- What you will do
Check every line for the word "this" and state how many lines have it. Reply with the number alone.

(Stored dataset items)
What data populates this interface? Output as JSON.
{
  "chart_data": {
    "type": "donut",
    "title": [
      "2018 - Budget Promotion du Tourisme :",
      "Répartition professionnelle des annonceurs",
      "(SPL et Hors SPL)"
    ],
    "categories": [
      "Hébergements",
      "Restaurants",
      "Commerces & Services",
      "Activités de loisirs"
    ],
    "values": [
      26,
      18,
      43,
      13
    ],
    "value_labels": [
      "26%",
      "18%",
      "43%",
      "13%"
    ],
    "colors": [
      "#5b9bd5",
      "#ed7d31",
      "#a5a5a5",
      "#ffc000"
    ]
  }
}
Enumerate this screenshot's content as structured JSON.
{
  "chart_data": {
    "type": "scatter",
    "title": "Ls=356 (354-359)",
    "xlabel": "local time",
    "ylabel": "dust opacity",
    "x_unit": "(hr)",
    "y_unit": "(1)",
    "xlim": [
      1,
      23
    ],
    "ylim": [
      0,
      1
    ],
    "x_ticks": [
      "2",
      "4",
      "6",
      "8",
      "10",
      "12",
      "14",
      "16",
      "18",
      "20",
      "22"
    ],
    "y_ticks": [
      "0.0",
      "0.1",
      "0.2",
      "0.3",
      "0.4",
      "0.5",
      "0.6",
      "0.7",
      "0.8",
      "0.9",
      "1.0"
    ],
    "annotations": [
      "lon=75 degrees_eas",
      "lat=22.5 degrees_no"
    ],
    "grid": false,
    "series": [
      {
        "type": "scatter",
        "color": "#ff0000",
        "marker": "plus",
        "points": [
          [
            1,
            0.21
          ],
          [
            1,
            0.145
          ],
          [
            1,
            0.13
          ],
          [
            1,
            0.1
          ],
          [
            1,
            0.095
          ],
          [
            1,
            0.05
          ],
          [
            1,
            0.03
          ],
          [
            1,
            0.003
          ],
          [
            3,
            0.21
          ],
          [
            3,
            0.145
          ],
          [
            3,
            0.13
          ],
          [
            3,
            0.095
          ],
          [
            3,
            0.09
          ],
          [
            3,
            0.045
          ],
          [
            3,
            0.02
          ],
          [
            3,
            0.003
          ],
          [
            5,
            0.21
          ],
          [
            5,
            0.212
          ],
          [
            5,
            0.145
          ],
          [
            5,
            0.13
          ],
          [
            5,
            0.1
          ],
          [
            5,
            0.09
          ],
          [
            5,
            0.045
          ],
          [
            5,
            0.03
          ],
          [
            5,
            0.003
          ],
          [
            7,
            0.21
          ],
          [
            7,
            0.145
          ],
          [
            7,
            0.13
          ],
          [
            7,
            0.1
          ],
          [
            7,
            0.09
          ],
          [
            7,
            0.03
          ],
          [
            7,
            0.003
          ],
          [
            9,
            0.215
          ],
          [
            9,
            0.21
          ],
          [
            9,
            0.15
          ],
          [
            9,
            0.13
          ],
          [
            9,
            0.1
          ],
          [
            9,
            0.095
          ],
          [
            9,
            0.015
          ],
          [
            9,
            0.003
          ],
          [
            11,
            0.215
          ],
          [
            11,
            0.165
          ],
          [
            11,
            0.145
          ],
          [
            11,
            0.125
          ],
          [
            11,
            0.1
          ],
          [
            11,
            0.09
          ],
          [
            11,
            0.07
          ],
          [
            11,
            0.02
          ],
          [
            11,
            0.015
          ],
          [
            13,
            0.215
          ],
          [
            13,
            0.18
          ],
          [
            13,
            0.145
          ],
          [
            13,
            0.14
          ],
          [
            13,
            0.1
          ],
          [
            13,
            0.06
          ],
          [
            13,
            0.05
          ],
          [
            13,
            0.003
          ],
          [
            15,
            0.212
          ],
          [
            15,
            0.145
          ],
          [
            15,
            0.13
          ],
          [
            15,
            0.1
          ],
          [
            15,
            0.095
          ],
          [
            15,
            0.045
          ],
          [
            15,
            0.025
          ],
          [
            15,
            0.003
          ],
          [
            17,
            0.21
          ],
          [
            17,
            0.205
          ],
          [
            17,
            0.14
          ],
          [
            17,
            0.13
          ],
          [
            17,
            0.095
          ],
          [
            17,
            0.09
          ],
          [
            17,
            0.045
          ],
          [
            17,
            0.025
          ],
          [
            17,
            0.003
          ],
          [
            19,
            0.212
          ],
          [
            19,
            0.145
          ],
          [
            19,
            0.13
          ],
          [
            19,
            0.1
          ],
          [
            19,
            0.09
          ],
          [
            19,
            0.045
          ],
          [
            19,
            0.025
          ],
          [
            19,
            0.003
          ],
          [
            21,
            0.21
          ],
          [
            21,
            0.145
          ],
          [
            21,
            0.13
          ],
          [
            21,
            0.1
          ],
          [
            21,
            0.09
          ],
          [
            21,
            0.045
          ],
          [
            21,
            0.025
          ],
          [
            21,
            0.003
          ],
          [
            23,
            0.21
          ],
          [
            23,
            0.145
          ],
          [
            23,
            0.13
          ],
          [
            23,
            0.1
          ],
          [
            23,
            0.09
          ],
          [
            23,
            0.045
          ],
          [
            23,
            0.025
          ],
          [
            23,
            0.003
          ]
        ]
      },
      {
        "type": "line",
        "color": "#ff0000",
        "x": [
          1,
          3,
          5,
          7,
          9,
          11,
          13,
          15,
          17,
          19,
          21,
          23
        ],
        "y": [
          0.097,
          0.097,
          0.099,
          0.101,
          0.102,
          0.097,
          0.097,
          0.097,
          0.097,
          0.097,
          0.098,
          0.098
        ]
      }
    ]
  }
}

- Solution to the exercise
2